----- Provided material

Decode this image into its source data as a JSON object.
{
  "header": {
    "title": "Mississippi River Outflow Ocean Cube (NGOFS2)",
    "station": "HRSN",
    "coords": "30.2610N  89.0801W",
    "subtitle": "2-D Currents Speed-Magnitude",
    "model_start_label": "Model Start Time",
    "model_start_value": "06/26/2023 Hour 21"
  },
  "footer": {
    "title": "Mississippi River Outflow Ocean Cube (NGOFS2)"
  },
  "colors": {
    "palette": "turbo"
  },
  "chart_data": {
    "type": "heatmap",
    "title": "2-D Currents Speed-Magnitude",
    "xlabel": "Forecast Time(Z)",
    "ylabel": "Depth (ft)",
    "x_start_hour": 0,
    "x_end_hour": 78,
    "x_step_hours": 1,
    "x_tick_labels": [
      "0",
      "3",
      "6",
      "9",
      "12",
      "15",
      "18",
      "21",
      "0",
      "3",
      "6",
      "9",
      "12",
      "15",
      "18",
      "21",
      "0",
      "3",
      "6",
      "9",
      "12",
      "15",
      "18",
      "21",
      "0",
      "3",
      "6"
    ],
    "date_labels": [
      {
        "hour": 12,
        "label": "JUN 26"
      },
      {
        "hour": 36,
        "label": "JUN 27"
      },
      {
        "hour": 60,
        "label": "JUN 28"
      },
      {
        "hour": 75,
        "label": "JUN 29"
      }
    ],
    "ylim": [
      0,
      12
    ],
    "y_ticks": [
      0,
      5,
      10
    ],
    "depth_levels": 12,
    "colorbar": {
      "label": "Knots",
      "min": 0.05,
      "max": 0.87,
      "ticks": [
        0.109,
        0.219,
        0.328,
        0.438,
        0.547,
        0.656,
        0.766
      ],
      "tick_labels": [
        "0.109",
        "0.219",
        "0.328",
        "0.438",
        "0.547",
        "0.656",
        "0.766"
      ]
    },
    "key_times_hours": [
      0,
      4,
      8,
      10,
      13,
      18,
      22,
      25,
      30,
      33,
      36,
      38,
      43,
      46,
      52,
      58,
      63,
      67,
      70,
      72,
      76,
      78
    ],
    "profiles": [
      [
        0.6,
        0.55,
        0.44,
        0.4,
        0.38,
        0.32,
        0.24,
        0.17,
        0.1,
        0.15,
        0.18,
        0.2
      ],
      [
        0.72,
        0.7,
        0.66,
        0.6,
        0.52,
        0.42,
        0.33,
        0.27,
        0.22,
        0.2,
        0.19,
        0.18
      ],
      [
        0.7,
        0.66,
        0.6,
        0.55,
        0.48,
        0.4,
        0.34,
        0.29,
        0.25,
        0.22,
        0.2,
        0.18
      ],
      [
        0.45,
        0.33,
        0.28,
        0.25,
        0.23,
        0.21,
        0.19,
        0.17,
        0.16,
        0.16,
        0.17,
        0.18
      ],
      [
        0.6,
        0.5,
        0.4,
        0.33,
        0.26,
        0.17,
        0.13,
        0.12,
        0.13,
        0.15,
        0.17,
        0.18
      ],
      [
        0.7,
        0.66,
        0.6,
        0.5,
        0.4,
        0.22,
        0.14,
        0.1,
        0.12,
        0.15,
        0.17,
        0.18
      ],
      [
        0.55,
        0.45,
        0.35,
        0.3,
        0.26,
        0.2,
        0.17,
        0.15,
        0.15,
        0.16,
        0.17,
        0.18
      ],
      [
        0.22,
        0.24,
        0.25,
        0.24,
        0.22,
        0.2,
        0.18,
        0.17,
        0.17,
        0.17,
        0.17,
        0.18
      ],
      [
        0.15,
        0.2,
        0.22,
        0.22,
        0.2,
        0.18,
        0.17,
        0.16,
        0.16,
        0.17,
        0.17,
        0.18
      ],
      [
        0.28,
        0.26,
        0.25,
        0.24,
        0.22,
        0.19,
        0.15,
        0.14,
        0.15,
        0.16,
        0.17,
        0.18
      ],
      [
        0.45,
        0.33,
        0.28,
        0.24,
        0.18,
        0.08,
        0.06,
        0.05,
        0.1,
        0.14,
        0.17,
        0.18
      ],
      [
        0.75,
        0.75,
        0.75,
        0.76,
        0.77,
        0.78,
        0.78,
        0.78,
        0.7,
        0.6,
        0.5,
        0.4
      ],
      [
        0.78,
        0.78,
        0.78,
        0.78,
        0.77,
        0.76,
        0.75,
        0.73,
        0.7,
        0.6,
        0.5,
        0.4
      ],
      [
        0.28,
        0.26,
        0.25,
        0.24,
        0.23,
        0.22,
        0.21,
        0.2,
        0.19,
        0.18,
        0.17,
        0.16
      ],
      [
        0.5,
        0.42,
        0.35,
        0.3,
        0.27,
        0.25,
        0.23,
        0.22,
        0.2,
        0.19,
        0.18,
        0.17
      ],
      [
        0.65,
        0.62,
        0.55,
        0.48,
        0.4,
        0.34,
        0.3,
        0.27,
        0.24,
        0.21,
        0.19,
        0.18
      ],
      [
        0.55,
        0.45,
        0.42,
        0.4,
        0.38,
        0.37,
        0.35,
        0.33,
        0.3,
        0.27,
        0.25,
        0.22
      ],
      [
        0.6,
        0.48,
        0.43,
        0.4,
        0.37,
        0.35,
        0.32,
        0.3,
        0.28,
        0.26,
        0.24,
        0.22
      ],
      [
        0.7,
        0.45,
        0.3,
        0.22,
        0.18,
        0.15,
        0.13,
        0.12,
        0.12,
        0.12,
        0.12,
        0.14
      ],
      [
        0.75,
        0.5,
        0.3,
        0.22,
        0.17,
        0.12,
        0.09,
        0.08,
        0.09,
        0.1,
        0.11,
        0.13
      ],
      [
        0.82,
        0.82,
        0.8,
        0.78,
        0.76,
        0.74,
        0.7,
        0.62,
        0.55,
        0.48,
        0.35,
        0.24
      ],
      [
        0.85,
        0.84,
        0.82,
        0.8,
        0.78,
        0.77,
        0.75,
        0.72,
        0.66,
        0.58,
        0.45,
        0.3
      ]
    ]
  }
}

----------

_Request_. Return only the number of lines in the preceding records that contain the string "Cube".

_Exercise solution_. 2